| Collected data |
..............................

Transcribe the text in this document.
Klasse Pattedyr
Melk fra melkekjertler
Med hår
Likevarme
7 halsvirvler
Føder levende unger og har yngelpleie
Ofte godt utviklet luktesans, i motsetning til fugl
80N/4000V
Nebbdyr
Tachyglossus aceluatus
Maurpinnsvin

..............................

| EXERCISE |
Each line above is to be repeated exactly.

| SOLUTION BELOW |
Transcribe the text in this document.
Klasse Pattedyr
Melk fra melkekjertler
Med hår
Likevarme
7 halsvirvler
Føder levende unger og har yngelpleie
Ofte godt utviklet luktesans, i motsetning til fugl
80N/4000V
Nebbdyr
Tachyglossus aceluatus
Maurpinnsvin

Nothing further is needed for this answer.